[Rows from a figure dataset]

# # # #

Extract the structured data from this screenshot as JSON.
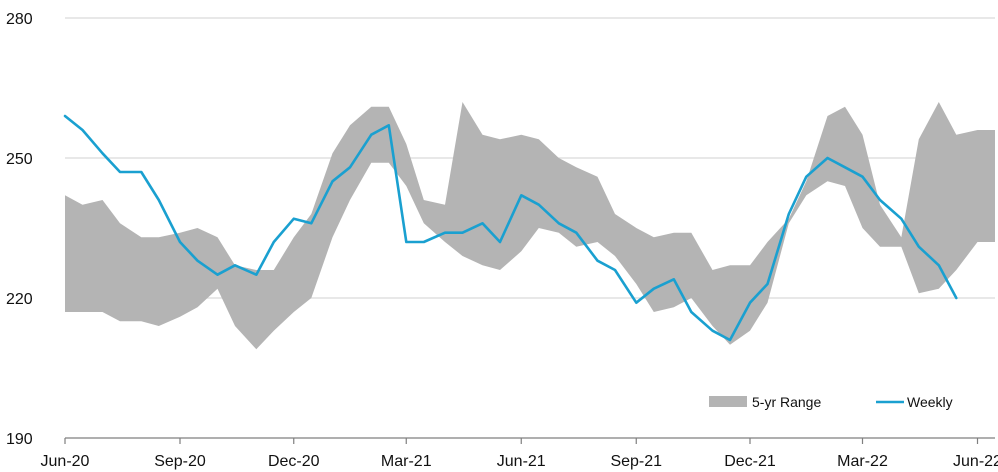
{
  "chart_data": {
    "type": "area",
    "title": "",
    "xlabel": "",
    "ylabel": "",
    "ylim": [
      190,
      280
    ],
    "yticks": [
      190,
      220,
      250,
      280
    ],
    "xlim": [
      "2020-06-01",
      "2022-06-15"
    ],
    "xticks": [
      "Jun-20",
      "Sep-20",
      "Dec-20",
      "Mar-21",
      "Jun-21",
      "Sep-21",
      "Dec-21",
      "Mar-22",
      "Jun-22"
    ],
    "grid": "horizontal",
    "legend_position": "bottom-right",
    "series": [
      {
        "name": "5-yr Range",
        "type": "band",
        "color": "#b4b4b4",
        "x": [
          "2020-06-01",
          "2020-06-15",
          "2020-07-01",
          "2020-07-15",
          "2020-08-01",
          "2020-08-15",
          "2020-09-01",
          "2020-09-15",
          "2020-10-01",
          "2020-10-15",
          "2020-11-01",
          "2020-11-15",
          "2020-12-01",
          "2020-12-15",
          "2021-01-01",
          "2021-01-15",
          "2021-02-01",
          "2021-02-15",
          "2021-03-01",
          "2021-03-15",
          "2021-04-01",
          "2021-04-15",
          "2021-05-01",
          "2021-05-15",
          "2021-06-01",
          "2021-06-15",
          "2021-07-01",
          "2021-07-15",
          "2021-08-01",
          "2021-08-15",
          "2021-09-01",
          "2021-09-15",
          "2021-10-01",
          "2021-10-15",
          "2021-11-01",
          "2021-11-15",
          "2021-12-01",
          "2021-12-15",
          "2022-01-01",
          "2022-01-15",
          "2022-02-01",
          "2022-02-15",
          "2022-03-01",
          "2022-03-15",
          "2022-04-01",
          "2022-04-15",
          "2022-05-01",
          "2022-05-15",
          "2022-06-01",
          "2022-06-15"
        ],
        "low": [
          217,
          217,
          217,
          215,
          215,
          214,
          216,
          218,
          222,
          214,
          209,
          213,
          217,
          220,
          233,
          241,
          249,
          249,
          244,
          236,
          232,
          229,
          227,
          226,
          230,
          235,
          234,
          231,
          232,
          229,
          223,
          217,
          218,
          220,
          214,
          210,
          213,
          219,
          236,
          242,
          245,
          244,
          235,
          231,
          231,
          221,
          222,
          226,
          232,
          232
        ],
        "high": [
          242,
          240,
          241,
          236,
          233,
          233,
          234,
          235,
          233,
          227,
          226,
          226,
          233,
          238,
          251,
          257,
          261,
          261,
          253,
          241,
          240,
          262,
          255,
          254,
          255,
          254,
          250,
          248,
          246,
          238,
          235,
          233,
          234,
          234,
          226,
          227,
          227,
          232,
          237,
          245,
          259,
          261,
          255,
          240,
          233,
          254,
          262,
          255,
          256,
          256
        ]
      },
      {
        "name": "Weekly",
        "type": "line",
        "color": "#1aa0d0",
        "x": [
          "2020-06-01",
          "2020-06-15",
          "2020-07-01",
          "2020-07-15",
          "2020-08-01",
          "2020-08-15",
          "2020-09-01",
          "2020-09-15",
          "2020-10-01",
          "2020-10-15",
          "2020-11-01",
          "2020-11-15",
          "2020-12-01",
          "2020-12-15",
          "2021-01-01",
          "2021-01-15",
          "2021-02-01",
          "2021-02-15",
          "2021-03-01",
          "2021-03-15",
          "2021-04-01",
          "2021-04-15",
          "2021-05-01",
          "2021-05-15",
          "2021-06-01",
          "2021-06-15",
          "2021-07-01",
          "2021-07-15",
          "2021-08-01",
          "2021-08-15",
          "2021-09-01",
          "2021-09-15",
          "2021-10-01",
          "2021-10-15",
          "2021-11-01",
          "2021-11-15",
          "2021-12-01",
          "2021-12-15",
          "2022-01-01",
          "2022-01-15",
          "2022-02-01",
          "2022-02-15",
          "2022-03-01",
          "2022-03-15",
          "2022-04-01",
          "2022-04-15",
          "2022-05-01",
          "2022-05-15"
        ],
        "values": [
          259,
          256,
          251,
          247,
          247,
          241,
          232,
          228,
          225,
          227,
          225,
          232,
          237,
          236,
          245,
          248,
          255,
          257,
          232,
          232,
          234,
          234,
          236,
          232,
          242,
          240,
          236,
          234,
          228,
          226,
          219,
          222,
          224,
          217,
          213,
          211,
          219,
          223,
          238,
          246,
          250,
          248,
          246,
          241,
          237,
          231,
          227,
          220
        ]
      }
    ]
  }
}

# # # #

- PROBLEM -
Exclude the pictures and transcribe all of the entries exactly.

- THE ANSWER -
Extract the structured data from this screenshot as JSON.
{
  "chart_data": {
    "type": "area",
    "title": "",
    "xlabel": "",
    "ylabel": "",
    "ylim": [
      190,
      280
    ],
    "yticks": [
      190,
      220,
      250,
      280
    ],
    "xlim": [
      "2020-06-01",
      "2022-06-15"
    ],
    "xticks": [
      "Jun-20",
      "Sep-20",
      "Dec-20",
      "Mar-21",
      "Jun-21",
      "Sep-21",
      "Dec-21",
      "Mar-22",
      "Jun-22"
    ],
    "grid": "horizontal",
    "legend_position": "bottom-right",
    "series": [
      {
        "name": "5-yr Range",
        "type": "band",
        "color": "#b4b4b4",
        "x": [
          "2020-06-01",
          "2020-06-15",
          "2020-07-01",
          "2020-07-15",
          "2020-08-01",
          "2020-08-15",
          "2020-09-01",
          "2020-09-15",
          "2020-10-01",
          "2020-10-15",
          "2020-11-01",
          "2020-11-15",
          "2020-12-01",
          "2020-12-15",
          "2021-01-01",
          "2021-01-15",
          "2021-02-01",
          "2021-02-15",
          "2021-03-01",
          "2021-03-15",
          "2021-04-01",
          "2021-04-15",
          "2021-05-01",
          "2021-05-15",
          "2021-06-01",
          "2021-06-15",
          "2021-07-01",
          "2021-07-15",
          "2021-08-01",
          "2021-08-15",
          "2021-09-01",
          "2021-09-15",
          "2021-10-01",
          "2021-10-15",
          "2021-11-01",
          "2021-11-15",
          "2021-12-01",
          "2021-12-15",
          "2022-01-01",
          "2022-01-15",
          "2022-02-01",
          "2022-02-15",
          "2022-03-01",
          "2022-03-15",
          "2022-04-01",
          "2022-04-15",
          "2022-05-01",
          "2022-05-15",
          "2022-06-01",
          "2022-06-15"
        ],
        "low": [
          217,
          217,
          217,
          215,
          215,
          214,
          216,
          218,
          222,
          214,
          209,
          213,
          217,
          220,
          233,
          241,
          249,
          249,
          244,
          236,
          232,
          229,
          227,
          226,
          230,
          235,
          234,
          231,
          232,
          229,
          223,
          217,
          218,
          220,
          214,
          210,
          213,
          219,
          236,
          242,
          245,
          244,
          235,
          231,
          231,
          221,
          222,
          226,
          232,
          232
        ],
        "high": [
          242,
          240,
          241,
          236,
          233,
          233,
          234,
          235,
          233,
          227,
          226,
          226,
          233,
          238,
          251,
          257,
          261,
          261,
          253,
          241,
          240,
          262,
          255,
          254,
          255,
          254,
          250,
          248,
          246,
          238,
          235,
          233,
          234,
          234,
          226,
          227,
          227,
          232,
          237,
          245,
          259,
          261,
          255,
          240,
          233,
          254,
          262,
          255,
          256,
          256
        ]
      },
      {
        "name": "Weekly",
        "type": "line",
        "color": "#1aa0d0",
        "x": [
          "2020-06-01",
          "2020-06-15",
          "2020-07-01",
          "2020-07-15",
          "2020-08-01",
          "2020-08-15",
          "2020-09-01",
          "2020-09-15",
          "2020-10-01",
          "2020-10-15",
          "2020-11-01",
          "2020-11-15",
          "2020-12-01",
          "2020-12-15",
          "2021-01-01",
          "2021-01-15",
          "2021-02-01",
          "2021-02-15",
          "2021-03-01",
          "2021-03-15",
          "2021-04-01",
          "2021-04-15",
          "2021-05-01",
          "2021-05-15",
          "2021-06-01",
          "2021-06-15",
          "2021-07-01",
          "2021-07-15",
          "2021-08-01",
          "2021-08-15",
          "2021-09-01",
          "2021-09-15",
          "2021-10-01",
          "2021-10-15",
          "2021-11-01",
          "2021-11-15",
          "2021-12-01",
          "2021-12-15",
          "2022-01-01",
          "2022-01-15",
          "2022-02-01",
          "2022-02-15",
          "2022-03-01",
          "2022-03-15",
          "2022-04-01",
          "2022-04-15",
          "2022-05-01",
          "2022-05-15"
        ],
        "values": [
          259,
          256,
          251,
          247,
          247,
          241,
          232,
          228,
          225,
          227,
          225,
          232,
          237,
          236,
          245,
          248,
          255,
          257,
          232,
          232,
          234,
          234,
          236,
          232,
          242,
          240,
          236,
          234,
          228,
          226,
          219,
          222,
          224,
          217,
          213,
          211,
          219,
          223,
          238,
          246,
          250,
          248,
          246,
          241,
          237,
          231,
          227,
          220
        ]
      }
    ]
  }
}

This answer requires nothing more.